* **Request**
Scan the material that follows. Copy every line containing the word "value".

Entries from a dataset
┌──
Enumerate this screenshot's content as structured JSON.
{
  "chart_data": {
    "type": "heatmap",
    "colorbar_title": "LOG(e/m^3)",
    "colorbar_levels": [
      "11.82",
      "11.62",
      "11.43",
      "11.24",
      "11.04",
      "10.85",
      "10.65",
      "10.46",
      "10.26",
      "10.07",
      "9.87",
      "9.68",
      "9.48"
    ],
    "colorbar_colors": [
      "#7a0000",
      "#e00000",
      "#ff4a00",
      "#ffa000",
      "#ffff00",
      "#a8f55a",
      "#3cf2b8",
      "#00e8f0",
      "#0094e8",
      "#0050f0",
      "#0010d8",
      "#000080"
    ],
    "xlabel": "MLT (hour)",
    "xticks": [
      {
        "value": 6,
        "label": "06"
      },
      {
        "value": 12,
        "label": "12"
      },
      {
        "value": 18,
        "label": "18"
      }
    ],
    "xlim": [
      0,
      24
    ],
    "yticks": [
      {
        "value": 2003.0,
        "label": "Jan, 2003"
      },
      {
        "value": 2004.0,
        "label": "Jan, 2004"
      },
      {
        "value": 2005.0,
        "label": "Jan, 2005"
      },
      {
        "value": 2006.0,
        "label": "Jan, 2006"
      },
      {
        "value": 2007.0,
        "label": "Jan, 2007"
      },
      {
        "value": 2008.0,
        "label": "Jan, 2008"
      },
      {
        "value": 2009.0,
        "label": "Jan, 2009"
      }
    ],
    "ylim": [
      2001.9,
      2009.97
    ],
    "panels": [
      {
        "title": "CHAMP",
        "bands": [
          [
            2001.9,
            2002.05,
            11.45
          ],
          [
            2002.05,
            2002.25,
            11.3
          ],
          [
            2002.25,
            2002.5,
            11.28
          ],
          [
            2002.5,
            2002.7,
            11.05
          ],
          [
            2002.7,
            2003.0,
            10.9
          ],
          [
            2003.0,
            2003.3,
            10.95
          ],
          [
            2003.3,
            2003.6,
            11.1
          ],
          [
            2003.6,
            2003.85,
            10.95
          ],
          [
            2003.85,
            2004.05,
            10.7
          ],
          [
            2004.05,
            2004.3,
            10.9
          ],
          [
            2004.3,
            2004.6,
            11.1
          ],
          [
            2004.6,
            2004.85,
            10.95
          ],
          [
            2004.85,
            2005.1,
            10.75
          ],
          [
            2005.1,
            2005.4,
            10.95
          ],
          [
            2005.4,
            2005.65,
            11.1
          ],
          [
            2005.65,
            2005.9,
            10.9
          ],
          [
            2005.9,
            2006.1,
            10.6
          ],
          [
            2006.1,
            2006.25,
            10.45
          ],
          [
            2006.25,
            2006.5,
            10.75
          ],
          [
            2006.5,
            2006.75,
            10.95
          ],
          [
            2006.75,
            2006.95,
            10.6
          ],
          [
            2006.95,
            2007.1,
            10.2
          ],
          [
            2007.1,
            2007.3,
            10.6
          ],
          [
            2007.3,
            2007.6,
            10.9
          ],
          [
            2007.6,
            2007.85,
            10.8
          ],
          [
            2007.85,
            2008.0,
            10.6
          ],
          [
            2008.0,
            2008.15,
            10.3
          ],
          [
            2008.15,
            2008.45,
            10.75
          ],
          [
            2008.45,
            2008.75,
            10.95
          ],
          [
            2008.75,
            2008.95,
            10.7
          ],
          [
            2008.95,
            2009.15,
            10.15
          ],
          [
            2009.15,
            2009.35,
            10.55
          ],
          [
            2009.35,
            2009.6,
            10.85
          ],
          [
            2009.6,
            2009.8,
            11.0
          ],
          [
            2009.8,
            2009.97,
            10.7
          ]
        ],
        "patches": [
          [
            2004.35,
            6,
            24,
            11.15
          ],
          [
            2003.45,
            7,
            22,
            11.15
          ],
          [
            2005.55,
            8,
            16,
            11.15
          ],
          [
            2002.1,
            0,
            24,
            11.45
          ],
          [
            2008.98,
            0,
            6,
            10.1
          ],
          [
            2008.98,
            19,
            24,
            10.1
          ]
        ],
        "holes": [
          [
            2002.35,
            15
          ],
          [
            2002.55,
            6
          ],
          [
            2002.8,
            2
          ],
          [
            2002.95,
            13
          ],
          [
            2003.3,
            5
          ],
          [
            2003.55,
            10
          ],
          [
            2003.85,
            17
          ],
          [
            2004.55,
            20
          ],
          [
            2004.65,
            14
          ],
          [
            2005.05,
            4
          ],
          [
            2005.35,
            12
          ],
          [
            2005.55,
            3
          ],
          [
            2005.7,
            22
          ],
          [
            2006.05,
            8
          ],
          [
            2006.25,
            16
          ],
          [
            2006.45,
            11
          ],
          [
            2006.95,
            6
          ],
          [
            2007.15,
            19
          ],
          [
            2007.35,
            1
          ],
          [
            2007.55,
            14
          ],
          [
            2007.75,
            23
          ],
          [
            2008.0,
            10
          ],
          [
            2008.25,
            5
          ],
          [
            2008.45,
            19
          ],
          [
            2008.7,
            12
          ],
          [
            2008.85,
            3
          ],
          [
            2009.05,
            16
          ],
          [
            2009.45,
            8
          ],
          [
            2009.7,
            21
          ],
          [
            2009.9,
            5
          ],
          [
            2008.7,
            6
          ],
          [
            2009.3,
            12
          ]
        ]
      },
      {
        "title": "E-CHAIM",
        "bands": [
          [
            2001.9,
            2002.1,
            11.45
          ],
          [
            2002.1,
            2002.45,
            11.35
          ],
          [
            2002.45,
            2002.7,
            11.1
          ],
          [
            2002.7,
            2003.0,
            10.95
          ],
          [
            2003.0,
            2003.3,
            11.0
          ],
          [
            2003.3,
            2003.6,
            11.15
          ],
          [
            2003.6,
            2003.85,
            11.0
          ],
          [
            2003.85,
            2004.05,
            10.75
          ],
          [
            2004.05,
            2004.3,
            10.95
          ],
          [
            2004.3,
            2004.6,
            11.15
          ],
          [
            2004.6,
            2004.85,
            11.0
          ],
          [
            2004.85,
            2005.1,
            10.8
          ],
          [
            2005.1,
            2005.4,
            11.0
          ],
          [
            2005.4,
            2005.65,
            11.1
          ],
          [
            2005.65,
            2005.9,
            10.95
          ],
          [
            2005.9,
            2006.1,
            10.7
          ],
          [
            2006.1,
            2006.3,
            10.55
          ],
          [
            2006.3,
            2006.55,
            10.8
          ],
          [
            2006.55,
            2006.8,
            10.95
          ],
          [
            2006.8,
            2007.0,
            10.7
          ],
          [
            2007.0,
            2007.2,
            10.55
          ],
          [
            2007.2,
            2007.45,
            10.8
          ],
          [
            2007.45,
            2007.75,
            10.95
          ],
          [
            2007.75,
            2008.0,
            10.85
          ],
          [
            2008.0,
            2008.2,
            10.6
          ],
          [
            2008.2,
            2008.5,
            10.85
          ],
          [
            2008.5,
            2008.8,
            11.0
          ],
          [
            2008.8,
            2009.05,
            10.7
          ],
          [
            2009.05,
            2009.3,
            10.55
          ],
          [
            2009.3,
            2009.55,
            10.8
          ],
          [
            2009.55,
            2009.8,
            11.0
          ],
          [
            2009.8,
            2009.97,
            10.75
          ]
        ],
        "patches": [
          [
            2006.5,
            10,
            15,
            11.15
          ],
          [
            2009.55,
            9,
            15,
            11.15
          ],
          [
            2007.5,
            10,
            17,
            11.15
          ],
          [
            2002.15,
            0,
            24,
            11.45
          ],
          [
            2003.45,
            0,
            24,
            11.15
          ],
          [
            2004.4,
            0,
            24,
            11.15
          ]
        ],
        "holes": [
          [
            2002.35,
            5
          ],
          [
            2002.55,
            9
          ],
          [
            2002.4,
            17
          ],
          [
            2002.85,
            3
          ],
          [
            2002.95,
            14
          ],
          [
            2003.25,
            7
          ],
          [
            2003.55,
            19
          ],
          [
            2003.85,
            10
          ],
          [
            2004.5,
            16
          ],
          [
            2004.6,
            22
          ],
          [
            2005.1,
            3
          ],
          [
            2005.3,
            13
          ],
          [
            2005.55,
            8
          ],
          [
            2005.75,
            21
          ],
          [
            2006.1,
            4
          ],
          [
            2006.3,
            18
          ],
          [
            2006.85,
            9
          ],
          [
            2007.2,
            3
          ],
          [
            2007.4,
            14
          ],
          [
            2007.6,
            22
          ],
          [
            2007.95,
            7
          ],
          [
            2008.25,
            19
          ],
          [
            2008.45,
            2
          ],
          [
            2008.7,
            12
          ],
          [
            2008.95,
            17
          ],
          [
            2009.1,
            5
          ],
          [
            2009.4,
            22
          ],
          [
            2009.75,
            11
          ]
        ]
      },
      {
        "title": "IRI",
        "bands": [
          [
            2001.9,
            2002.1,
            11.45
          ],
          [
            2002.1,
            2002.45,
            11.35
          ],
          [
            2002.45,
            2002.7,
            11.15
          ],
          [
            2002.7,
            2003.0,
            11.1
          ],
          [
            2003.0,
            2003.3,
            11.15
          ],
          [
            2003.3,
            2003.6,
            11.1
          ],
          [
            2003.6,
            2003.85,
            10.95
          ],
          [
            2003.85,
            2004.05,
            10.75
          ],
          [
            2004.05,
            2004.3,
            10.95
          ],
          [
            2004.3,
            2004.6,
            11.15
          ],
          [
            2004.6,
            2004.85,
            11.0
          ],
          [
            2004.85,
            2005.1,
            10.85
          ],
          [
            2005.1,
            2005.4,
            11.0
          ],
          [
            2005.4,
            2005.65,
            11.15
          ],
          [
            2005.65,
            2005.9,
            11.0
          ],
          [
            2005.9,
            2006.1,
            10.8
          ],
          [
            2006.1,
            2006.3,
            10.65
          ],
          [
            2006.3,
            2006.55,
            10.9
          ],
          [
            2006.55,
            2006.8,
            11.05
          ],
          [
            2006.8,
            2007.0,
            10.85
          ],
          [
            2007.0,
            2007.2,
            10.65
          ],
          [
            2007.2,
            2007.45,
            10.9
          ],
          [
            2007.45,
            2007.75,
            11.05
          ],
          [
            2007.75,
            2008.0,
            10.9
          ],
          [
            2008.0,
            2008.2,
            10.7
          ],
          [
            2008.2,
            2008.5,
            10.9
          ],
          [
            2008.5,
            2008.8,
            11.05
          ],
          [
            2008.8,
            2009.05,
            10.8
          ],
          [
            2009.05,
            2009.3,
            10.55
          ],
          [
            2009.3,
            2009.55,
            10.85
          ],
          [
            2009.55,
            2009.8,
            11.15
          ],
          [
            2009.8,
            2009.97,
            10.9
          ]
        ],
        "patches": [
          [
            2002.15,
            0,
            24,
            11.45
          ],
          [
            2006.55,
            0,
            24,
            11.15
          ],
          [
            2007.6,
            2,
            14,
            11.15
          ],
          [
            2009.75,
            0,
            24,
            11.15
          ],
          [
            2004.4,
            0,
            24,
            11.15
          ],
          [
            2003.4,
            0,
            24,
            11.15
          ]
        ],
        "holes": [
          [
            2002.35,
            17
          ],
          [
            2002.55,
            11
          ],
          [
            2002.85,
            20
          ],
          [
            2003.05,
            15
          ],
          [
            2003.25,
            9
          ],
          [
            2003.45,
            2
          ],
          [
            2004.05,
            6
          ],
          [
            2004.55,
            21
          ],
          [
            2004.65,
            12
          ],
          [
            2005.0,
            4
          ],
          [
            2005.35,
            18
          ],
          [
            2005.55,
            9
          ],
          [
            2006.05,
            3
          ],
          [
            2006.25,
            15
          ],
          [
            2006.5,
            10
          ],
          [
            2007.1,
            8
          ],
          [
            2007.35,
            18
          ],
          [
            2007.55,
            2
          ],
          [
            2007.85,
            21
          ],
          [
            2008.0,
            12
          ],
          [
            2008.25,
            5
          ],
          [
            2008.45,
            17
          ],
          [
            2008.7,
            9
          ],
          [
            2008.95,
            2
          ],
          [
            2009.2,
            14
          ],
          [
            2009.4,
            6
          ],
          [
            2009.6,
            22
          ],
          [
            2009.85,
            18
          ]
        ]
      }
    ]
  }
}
└──
* **Result for this exercise**
        "value": 6,
        "value": 12,
        "value": 18,
        "value": 2003.0,
        "value": 2004.0,
        "value": 2005.0,
        "value": 2006.0,
        "value": 2007.0,
        "value": 2008.0,
        "value": 2009.0,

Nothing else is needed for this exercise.